◆ **REQUEST**
Check each line for the word "Clark" and give how many have it. Say nothing else.

◆ **Stored data entries**
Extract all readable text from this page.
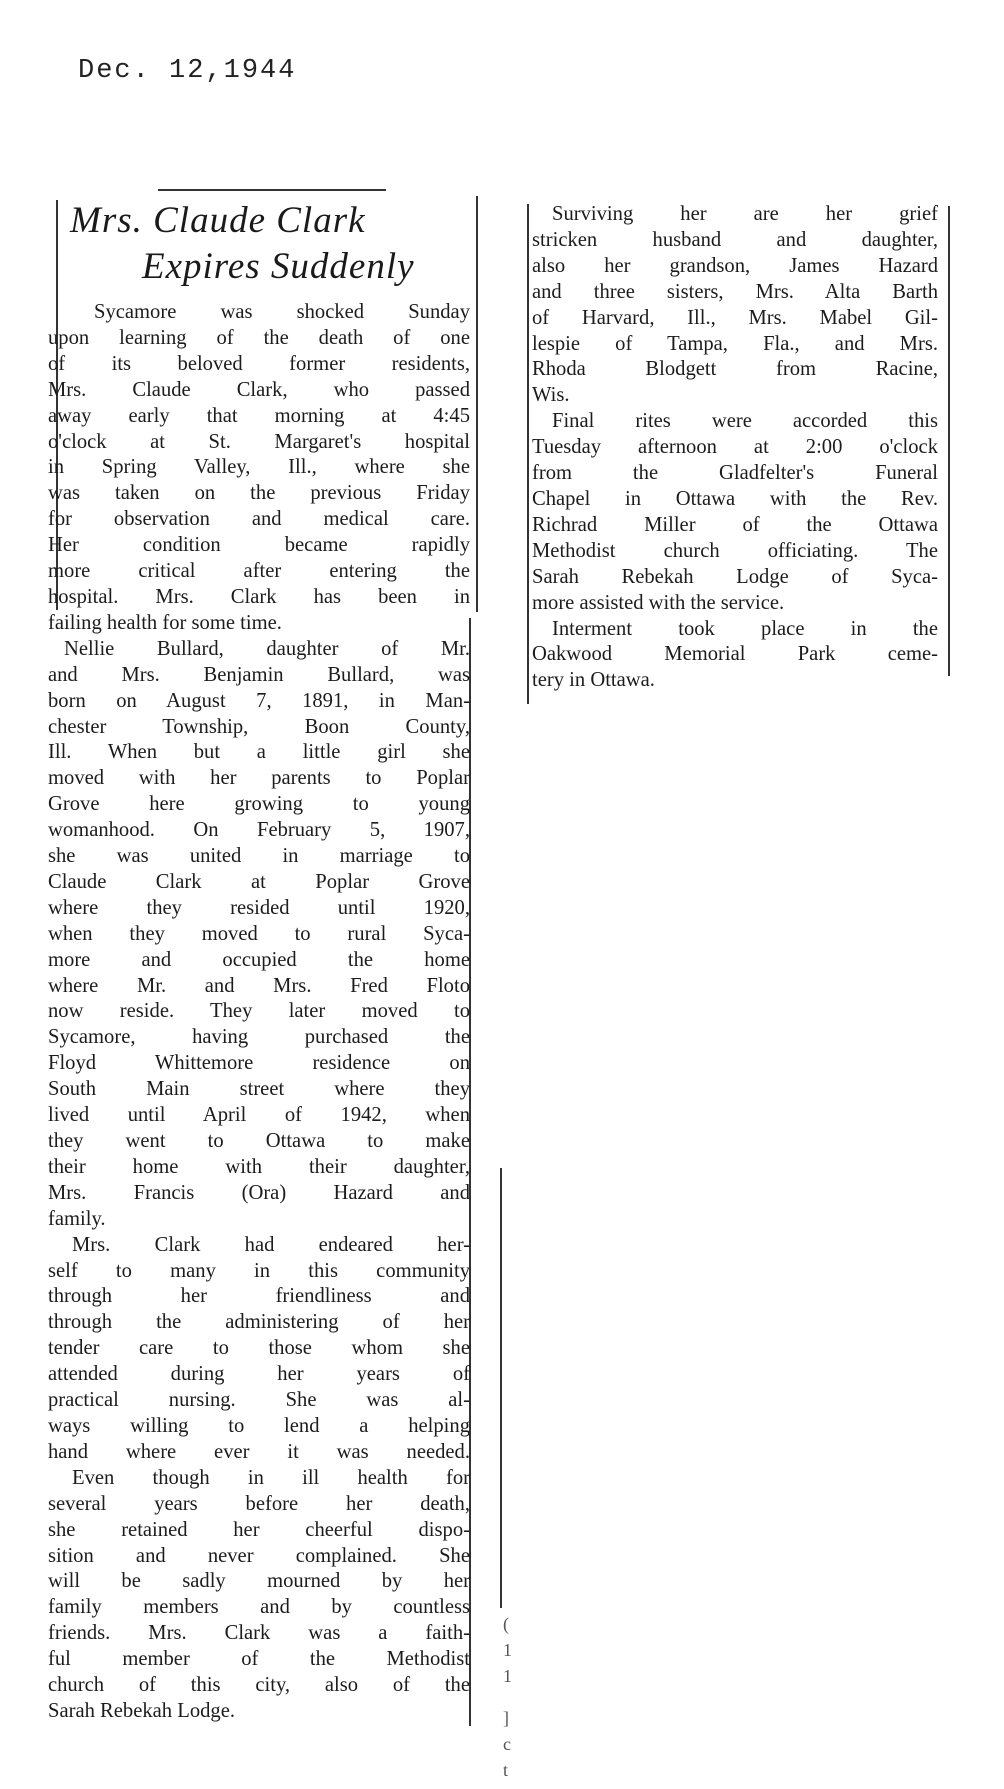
Dec. 12,1944
Mrs. Claude Clark
Expires Suddenly
Sycamore was shocked Sunday
upon learning of the death of one
of its beloved former residents,
Mrs. Claude Clark, who passed
away early that morning at 4:45
o'clock at St. Margaret's hospital
in Spring Valley, Ill., where she
was taken on the previous Friday
for observation and medical care.
Her condition became rapidly
more critical after entering the
hospital. Mrs. Clark has been in
failing health for some time.
Nellie Bullard, daughter of Mr.
and Mrs. Benjamin Bullard, was
born on August 7, 1891, in Man-
chester Township, Boon County,
Ill. When but a little girl she
moved with her parents to Poplar
Grove here growing to young
womanhood. On February 5, 1907,
she was united in marriage to
Claude Clark at Poplar Grove
where they resided until 1920,
when they moved to rural Syca-
more and occupied the home
where Mr. and Mrs. Fred Floto
now reside. They later moved to
Sycamore, having purchased the
Floyd Whittemore residence on
South Main street where they
lived until April of 1942, when
they went to Ottawa to make
their home with their daughter,
Mrs. Francis (Ora) Hazard and
family.
Mrs. Clark had endeared her-
self to many in this community
through her friendliness and
through the administering of her
tender care to those whom she
attended during her years of
practical nursing. She was al-
ways willing to lend a helping
hand where ever it was needed.
Even though in ill health for
several years before her death,
she retained her cheerful dispo-
sition and never complained. She
will be sadly mourned by her
family members and by countless
friends. Mrs. Clark was a faith-
ful member of the Methodist
church of this city, also of the
Sarah Rebekah Lodge.
Surviving her are her grief
stricken husband and daughter,
also her grandson, James Hazard
and three sisters, Mrs. Alta Barth
of Harvard, Ill., Mrs. Mabel Gil-
lespie of Tampa, Fla., and Mrs.
Rhoda Blodgett from Racine,
Wis.
Final rites were accorded this
Tuesday afternoon at 2:00 o'clock
from the Gladfelter's Funeral
Chapel in Ottawa with the Rev.
Richrad Miller of the Ottawa
Methodist church officiating. The
Sarah Rebekah Lodge of Syca-
more assisted with the service.
Interment took place in the
Oakwood Memorial Park ceme-
tery in Ottawa.
(
1
1
]
c
t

◆ **FINAL ANSWER**
6